`stack deploy --detach=false` will hang forever if a service is completed.
Description
Deploying a stack and waiting until all services converge using --detach=false will block forever if the service already completed and is not configured to restart.
Reproduce
Consider the following compose.yaml file (modified from #4907):
services:
a_service:
image: nginx:alpine
healthcheck:
test: ["CMD", "sh", "-c", "if [ ! -f \"/count\" ] ; then ctr=0; else ctr=`cat /count`; fi; ctr=`expr $${ctr} + 1`; echo \"$${ctr}\" > /count; if [ \"$$ctr\" -gt 4 ] ; then exit 0; else exit 1; fi"]
interval: 10s
timeout: 3s
retries: 3
start_period: 60s
deploy:
replicas: 3
b_service:
image: hello-world
deploy:
restart_policy:
condition: on-failure
c_service:
image: nginx:alpine
Deploy this stack with:
docker stack deploy -c compose.yaml test --detach=false
The b_service will exit immediately with exit code 0 and will not restart because of the restart_policy. However the deploy command will try to wait until b_service converges but this will block forever.
____
# [GOAL]
In the stack deploy issue above, what exit code does b_service exit with?
____
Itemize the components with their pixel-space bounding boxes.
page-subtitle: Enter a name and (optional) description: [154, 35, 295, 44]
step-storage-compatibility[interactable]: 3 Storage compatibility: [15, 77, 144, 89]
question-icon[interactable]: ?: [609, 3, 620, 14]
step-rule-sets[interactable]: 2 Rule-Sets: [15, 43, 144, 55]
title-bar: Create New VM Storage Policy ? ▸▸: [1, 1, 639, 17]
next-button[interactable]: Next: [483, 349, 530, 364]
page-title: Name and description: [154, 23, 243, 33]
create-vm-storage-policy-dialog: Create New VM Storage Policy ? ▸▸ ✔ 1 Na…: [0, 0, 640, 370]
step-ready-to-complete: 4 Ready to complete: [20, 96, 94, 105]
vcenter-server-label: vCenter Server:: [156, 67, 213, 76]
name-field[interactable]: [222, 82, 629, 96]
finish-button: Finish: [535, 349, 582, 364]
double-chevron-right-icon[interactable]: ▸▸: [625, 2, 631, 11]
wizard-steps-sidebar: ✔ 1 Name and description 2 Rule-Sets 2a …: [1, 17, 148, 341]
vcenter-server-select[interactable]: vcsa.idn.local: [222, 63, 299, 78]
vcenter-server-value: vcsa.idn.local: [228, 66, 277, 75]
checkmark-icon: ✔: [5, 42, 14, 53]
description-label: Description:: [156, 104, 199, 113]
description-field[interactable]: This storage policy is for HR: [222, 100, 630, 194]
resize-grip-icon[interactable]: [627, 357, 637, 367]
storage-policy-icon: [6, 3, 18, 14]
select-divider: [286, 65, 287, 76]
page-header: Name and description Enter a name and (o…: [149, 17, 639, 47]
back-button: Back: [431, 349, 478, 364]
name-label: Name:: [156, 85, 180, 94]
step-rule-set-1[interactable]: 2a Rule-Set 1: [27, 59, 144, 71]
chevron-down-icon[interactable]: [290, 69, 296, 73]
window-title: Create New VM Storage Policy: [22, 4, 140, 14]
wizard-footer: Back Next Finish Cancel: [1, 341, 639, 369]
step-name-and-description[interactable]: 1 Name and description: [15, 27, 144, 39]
____
# [FINISHED TASK]
Exit code 0.